__Exercise instructions__.
1. In the motorcycle modification text, what countershaft sprocket size did the writers choose in place of the stock 13?
2. Reproduce the motorcycle modification text from "The stock TTR230 fender" to "courtesy of Sidewinder.", renaming "Sidewinder" as "the supplier".
3. Go on with the text about the motorcycle modifications from the point where it stops.

__Document segment__.
****************

The stock TTR230 fender bolted right on the YZF250 triple clamps; the mounting holes were identical. With the new forks installed, we took the bike for a test ride.Small ripples and undulations in the terrain were virtually ignored, where the stock TTR230 front end wavered and shimmied over the same stuff. Big plus. In soft sand, the bike went straight and true, with no head shake or hunting. Another big plus.


Both bikes received two teeth larger countershaft sprockets, lighter rear gearing and a good chain courtesy of Sidewinder.

We mentioned earlier that the stock gearing on both bikes was a joke. Courtesy of Sidewinder sprockets, we opted for a 15 countershaft instead of the stock 13 and found a world of difference in performance. First, we tried a 14 tooth countershaft sprocket, then the 15 tooth item. The 14 tooth c/s really helped and the spread of power was longer and more usable in each gear.

****************

__Supplied information__.
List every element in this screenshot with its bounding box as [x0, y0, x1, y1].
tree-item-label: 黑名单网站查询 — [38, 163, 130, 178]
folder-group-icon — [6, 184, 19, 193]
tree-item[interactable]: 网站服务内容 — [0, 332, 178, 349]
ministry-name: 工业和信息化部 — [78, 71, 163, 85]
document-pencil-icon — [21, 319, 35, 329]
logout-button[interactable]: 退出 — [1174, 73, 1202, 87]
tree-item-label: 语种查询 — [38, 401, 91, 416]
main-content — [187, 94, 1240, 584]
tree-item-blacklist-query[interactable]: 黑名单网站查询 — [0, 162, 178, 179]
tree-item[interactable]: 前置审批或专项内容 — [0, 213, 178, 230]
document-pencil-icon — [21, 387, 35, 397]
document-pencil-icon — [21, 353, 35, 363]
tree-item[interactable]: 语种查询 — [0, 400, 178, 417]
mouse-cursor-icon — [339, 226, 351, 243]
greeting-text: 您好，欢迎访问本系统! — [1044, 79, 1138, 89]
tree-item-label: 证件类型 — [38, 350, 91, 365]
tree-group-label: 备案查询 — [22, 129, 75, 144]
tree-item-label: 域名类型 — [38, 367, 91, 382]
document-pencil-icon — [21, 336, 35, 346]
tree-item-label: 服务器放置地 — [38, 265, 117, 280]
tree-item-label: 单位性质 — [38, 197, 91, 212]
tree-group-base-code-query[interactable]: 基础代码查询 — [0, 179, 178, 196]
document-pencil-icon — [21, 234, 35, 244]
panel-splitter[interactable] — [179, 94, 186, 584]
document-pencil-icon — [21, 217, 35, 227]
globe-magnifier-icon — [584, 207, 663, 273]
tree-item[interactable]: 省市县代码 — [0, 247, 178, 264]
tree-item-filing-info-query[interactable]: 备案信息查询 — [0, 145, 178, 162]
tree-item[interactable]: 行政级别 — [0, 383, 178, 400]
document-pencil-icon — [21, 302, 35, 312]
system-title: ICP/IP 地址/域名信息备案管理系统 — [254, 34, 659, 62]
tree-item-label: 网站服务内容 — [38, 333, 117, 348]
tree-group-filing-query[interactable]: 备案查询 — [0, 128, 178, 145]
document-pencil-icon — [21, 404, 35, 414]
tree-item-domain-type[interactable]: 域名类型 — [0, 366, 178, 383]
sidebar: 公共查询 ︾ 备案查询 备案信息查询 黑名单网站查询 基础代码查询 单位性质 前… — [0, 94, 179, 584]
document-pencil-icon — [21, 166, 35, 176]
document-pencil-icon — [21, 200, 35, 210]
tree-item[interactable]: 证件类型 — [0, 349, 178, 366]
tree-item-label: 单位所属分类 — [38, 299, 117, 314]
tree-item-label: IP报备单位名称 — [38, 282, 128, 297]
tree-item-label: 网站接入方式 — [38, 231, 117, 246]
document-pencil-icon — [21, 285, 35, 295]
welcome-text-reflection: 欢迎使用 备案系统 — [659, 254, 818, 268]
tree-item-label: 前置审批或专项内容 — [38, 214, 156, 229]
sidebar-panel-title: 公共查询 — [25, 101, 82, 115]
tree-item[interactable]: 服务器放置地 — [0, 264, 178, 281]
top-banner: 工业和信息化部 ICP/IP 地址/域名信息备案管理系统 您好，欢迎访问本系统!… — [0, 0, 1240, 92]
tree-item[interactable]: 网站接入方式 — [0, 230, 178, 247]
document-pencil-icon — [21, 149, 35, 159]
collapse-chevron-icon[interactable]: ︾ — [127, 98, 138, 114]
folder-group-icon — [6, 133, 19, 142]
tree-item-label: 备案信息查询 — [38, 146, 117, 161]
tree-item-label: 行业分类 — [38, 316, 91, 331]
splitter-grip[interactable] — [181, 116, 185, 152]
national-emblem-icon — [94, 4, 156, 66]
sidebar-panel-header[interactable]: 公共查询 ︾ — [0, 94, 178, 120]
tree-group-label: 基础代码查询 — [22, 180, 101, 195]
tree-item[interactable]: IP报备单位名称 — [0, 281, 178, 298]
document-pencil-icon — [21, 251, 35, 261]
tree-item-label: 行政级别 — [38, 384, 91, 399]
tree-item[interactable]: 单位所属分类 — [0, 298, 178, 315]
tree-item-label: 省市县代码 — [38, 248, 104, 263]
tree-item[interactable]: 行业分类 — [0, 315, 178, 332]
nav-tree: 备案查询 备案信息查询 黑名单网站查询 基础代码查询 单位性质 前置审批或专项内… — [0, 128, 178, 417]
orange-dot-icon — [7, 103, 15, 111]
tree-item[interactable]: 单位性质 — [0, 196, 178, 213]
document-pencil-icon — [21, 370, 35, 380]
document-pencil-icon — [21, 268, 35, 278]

****************

__Answers to each task__.
1. A 15-tooth countershaft sprocket.

2.
The stock TTR230 fender bolted right on the YZF250 triple clamps; the mounting holes were identical. With the new forks installed, we took the bike for a test ride.Small ripples and undulations in the terrain were virtually ignored, where the stock TTR230 front end wavered and shimmied over the same stuff. Big plus. In soft sand, the bike went straight and true, with no head shake or hunting. Another big plus.


Both bikes received two teeth larger countershaft sprockets, lighter rear gearing and a good chain courtesy of the supplier.

3.
Low was still low too low. A 15 tooth was then tried and this was just about perfect. Top speed was increased by about ten miles per hour and the spread of power was a pure joy! No kidding, the change makes that much difference.

If you're strangling your bike with the stock gearing, or are one of those poor souls who have put a smaller c/s sprocket on, then you owe it to yourself to try a 15. Your eyes will be yanked open and you'll realize just how much potential your 230 has.



An average-sized rider (5' 9" or less) could put feet flat on ground with either bike.

While we truly liked our Honda and what it had become, there was still something that bothered us about it a great deal. You see, the Honda has a "lurch" right off of idle that drives you nuts at low rpm in the bottom two gears. Let's try to describe that "lurch" to you. In first or second gear at low speeds, when you try to roll the throttle on, you get an immediate response that's hard to control. This is exactly the kind of thing you don't need when trail riding on tight trails. When you consider that the CRF230 is designed for beginning riders, or people who want a mellow trail bike, this is confusing. Imagine, if you will, trying to teach a 14 year-old kid to ride on a 230 and having a burst of power right off idle that scares the poor kid.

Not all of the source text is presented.